Take every line from the listing below that includes "application" and copy it.

#### Items
-.-.-
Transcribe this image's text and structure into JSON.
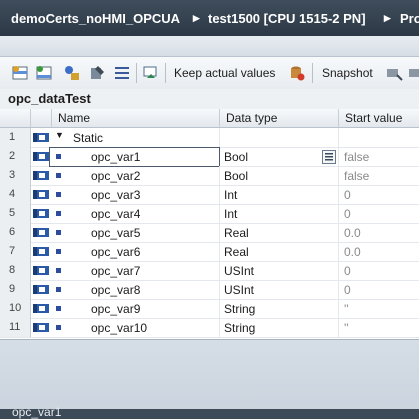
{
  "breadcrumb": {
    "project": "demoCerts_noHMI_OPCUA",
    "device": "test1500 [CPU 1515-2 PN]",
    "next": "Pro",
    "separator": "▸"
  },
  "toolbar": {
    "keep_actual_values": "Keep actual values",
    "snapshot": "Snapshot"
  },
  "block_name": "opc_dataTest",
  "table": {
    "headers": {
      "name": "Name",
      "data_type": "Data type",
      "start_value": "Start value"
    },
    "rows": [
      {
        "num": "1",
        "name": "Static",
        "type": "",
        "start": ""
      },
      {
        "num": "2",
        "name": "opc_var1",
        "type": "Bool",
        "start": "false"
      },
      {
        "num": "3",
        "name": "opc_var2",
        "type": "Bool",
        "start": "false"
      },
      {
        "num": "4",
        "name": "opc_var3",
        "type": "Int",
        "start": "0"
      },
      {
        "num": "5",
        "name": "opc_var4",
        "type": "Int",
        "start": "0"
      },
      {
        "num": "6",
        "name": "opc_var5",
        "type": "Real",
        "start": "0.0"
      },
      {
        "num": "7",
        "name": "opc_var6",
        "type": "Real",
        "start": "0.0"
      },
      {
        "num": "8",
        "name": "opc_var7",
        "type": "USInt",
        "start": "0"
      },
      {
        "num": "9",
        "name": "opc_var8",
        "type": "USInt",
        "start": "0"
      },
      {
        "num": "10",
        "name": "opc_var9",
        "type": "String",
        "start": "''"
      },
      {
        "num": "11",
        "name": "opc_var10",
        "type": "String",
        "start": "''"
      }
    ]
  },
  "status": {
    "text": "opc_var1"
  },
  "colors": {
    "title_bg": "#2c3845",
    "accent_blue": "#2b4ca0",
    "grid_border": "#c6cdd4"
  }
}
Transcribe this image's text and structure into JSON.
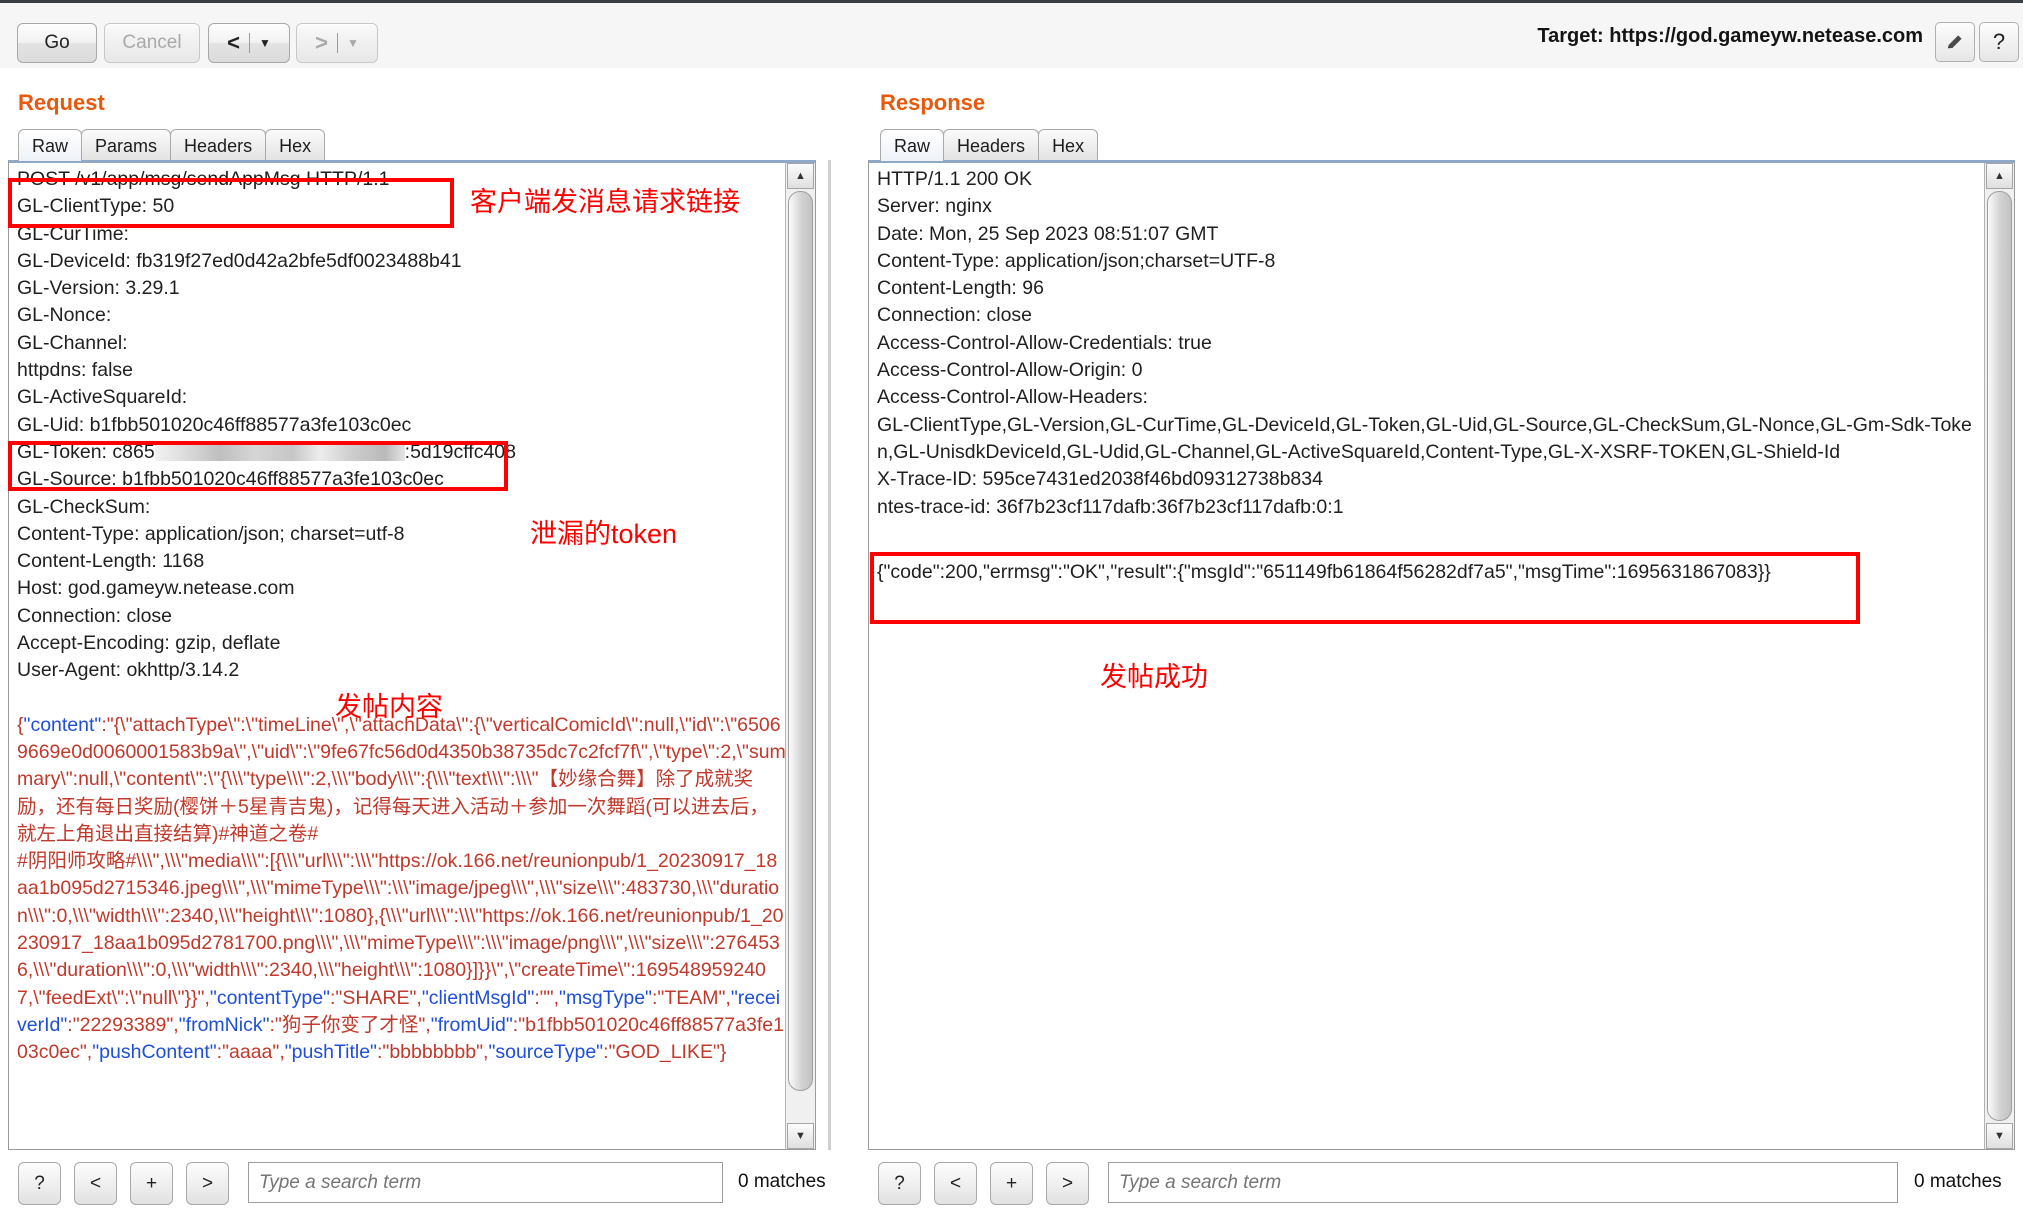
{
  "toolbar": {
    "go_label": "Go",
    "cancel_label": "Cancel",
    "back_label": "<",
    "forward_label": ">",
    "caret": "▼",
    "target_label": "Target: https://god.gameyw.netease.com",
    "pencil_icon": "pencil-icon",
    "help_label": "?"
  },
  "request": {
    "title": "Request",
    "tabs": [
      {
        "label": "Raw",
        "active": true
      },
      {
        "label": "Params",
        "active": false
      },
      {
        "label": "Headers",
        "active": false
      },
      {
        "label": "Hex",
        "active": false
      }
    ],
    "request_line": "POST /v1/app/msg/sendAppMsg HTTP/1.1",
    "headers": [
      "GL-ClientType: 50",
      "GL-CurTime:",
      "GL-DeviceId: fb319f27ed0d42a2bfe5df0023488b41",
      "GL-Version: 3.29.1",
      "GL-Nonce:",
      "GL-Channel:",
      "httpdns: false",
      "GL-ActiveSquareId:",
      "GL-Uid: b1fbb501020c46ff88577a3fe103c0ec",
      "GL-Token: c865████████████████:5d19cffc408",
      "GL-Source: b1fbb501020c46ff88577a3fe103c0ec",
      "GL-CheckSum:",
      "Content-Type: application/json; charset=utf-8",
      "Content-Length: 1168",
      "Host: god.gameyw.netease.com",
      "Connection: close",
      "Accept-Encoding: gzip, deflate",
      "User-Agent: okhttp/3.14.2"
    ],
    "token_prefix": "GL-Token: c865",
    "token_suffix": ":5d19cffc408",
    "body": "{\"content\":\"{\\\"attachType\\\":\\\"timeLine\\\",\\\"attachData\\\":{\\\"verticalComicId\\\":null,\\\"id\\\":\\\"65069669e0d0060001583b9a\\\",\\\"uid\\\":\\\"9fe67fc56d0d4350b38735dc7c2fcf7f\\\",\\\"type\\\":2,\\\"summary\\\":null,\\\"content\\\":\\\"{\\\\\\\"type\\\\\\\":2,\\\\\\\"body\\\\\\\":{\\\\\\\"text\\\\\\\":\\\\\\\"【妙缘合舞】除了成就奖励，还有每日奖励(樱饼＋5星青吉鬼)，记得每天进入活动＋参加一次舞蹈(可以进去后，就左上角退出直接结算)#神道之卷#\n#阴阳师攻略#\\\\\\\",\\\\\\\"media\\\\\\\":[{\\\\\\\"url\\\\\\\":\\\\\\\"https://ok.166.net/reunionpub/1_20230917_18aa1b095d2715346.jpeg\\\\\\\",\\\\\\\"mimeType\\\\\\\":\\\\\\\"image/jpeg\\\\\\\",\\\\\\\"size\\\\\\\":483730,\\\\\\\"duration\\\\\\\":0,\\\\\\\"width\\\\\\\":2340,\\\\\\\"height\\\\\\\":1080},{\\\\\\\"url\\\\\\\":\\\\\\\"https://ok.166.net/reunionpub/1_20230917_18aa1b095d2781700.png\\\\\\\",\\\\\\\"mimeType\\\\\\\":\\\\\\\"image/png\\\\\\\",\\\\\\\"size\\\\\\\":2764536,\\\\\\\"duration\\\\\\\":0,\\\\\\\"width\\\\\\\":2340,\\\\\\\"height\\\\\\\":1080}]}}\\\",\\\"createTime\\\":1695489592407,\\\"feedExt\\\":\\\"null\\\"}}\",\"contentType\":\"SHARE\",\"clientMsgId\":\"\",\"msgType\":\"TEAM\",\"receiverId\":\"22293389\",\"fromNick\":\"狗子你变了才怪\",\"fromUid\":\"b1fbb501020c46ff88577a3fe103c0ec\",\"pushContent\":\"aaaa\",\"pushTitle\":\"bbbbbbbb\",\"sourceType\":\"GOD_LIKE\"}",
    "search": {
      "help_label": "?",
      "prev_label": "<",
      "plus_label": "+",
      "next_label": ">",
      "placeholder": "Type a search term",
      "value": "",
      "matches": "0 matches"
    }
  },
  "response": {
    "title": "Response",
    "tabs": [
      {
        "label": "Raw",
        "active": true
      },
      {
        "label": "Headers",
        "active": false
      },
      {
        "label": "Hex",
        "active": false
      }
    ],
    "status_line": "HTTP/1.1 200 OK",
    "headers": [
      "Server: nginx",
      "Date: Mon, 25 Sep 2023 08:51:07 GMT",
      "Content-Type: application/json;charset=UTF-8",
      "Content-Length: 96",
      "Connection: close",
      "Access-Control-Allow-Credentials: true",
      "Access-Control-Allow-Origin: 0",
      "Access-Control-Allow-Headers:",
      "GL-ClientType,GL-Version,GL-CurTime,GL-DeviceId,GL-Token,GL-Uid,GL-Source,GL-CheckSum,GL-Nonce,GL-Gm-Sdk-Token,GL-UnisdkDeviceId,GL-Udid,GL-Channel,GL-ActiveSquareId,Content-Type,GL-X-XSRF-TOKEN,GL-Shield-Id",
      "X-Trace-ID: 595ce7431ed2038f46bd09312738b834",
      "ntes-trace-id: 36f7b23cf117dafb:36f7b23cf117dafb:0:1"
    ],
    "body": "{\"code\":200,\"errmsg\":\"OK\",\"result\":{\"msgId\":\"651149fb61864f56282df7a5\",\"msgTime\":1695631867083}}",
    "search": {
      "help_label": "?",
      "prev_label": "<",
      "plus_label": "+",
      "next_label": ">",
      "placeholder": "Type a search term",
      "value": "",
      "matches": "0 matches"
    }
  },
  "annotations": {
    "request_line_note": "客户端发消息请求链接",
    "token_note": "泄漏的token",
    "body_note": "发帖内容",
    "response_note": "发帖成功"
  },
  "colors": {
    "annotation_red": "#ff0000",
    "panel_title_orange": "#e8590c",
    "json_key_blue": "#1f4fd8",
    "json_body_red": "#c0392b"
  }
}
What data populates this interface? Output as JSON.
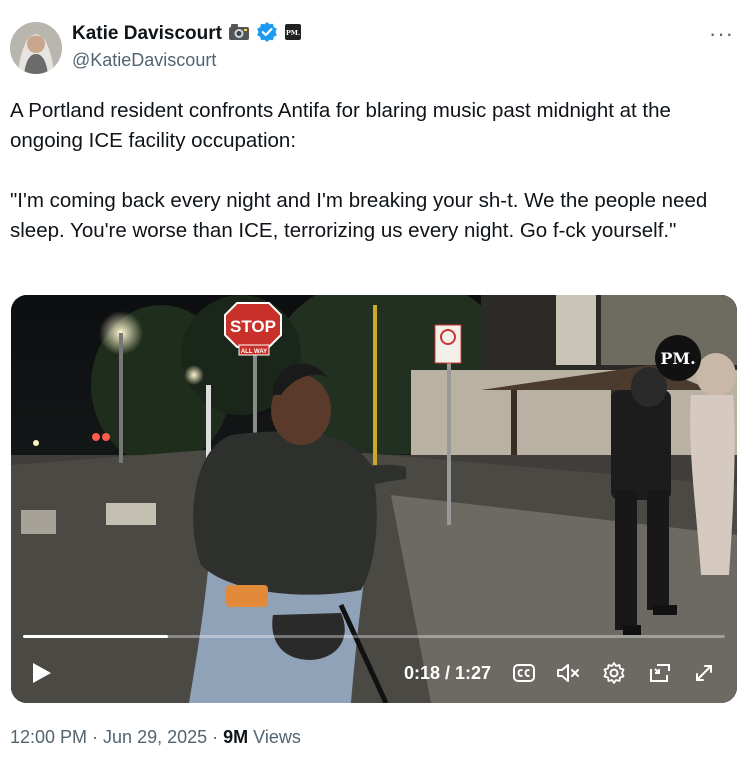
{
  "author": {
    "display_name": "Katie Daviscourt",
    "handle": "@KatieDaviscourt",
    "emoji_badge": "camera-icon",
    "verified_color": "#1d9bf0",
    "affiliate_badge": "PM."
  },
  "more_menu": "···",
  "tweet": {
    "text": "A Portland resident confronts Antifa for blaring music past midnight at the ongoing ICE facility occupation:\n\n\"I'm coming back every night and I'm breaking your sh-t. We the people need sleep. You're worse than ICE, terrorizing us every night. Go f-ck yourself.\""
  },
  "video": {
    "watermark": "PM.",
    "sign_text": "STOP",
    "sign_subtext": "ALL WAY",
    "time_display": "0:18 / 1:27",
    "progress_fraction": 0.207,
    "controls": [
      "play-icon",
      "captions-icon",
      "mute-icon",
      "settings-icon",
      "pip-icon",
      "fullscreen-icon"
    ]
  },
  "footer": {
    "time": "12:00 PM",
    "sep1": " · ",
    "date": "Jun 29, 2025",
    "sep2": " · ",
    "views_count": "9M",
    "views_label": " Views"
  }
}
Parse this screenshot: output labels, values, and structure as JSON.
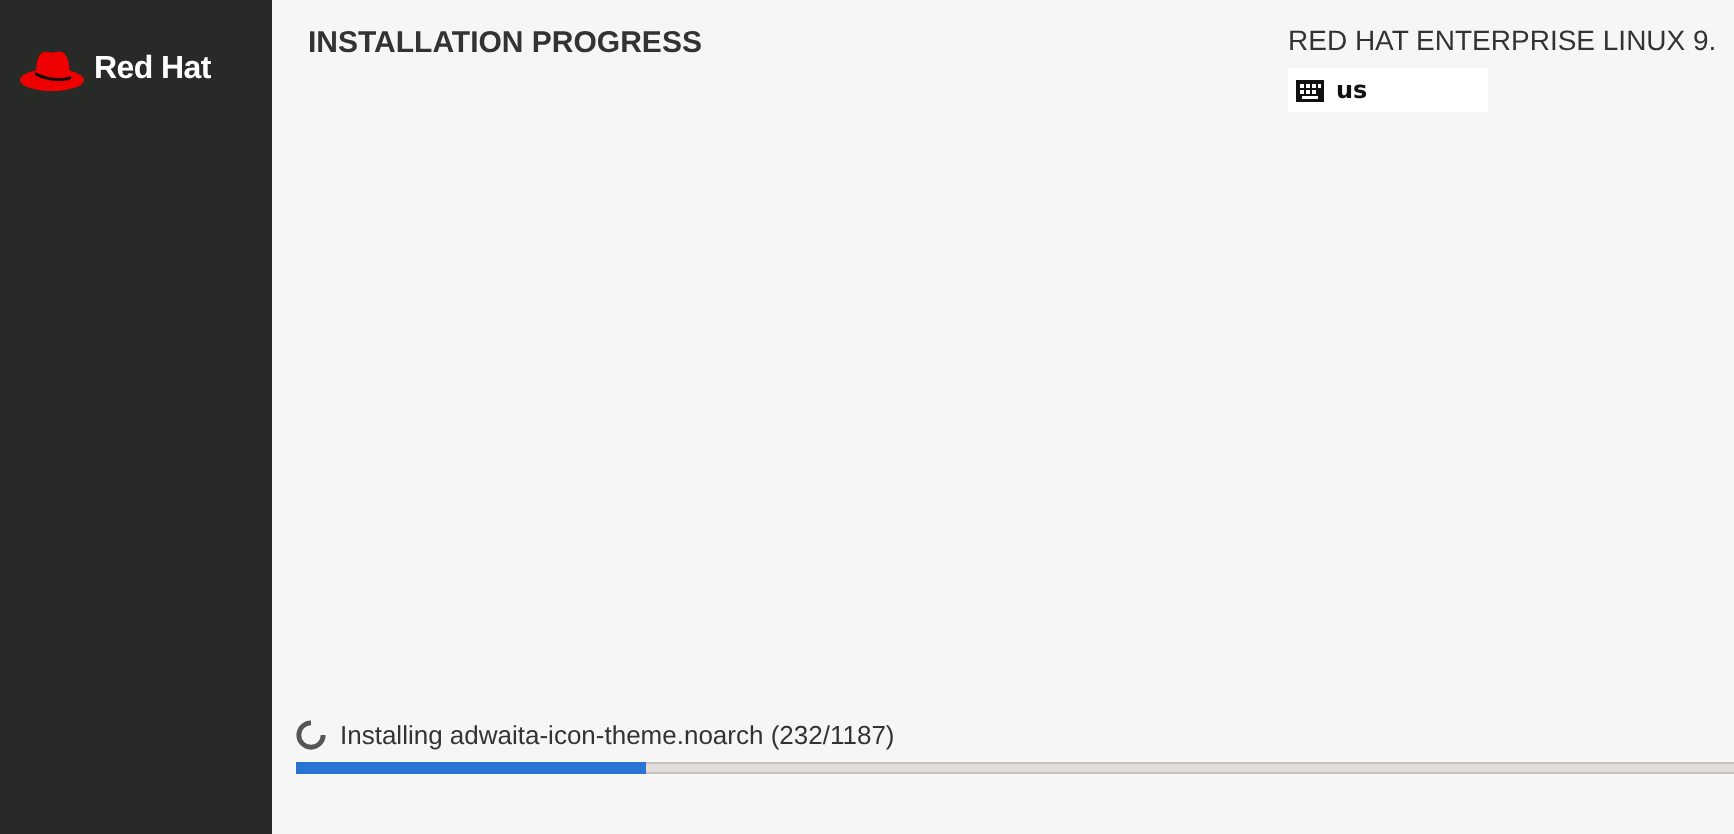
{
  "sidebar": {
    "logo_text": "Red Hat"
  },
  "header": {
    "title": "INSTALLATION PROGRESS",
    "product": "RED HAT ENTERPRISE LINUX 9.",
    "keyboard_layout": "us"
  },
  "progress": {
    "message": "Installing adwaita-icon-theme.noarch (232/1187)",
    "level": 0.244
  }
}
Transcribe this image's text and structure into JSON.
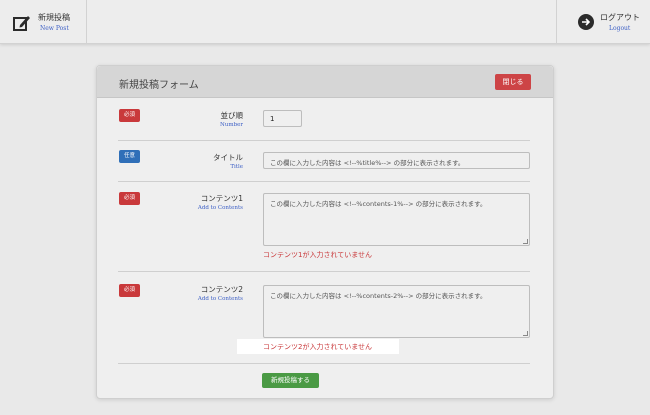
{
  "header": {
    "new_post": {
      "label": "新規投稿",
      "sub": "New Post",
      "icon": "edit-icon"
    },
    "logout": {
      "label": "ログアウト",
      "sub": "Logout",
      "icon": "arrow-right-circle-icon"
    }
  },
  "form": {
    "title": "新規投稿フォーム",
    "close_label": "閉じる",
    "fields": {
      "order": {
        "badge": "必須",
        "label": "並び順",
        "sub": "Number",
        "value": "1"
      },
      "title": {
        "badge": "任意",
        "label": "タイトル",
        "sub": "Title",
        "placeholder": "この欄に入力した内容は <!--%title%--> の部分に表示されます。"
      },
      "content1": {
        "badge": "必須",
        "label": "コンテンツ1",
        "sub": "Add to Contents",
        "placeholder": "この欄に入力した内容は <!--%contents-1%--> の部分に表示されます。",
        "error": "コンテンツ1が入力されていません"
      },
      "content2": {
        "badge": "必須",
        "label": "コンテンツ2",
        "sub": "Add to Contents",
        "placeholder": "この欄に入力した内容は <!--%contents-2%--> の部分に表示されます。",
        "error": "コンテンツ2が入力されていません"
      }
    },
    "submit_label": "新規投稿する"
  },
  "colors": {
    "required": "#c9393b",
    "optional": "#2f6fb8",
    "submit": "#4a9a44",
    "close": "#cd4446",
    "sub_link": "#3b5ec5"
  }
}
-.-.-
#### Final result
      "Content-Type: application/json; charset=utf-8",
      "Content-Type: application/json;charset=UTF-8",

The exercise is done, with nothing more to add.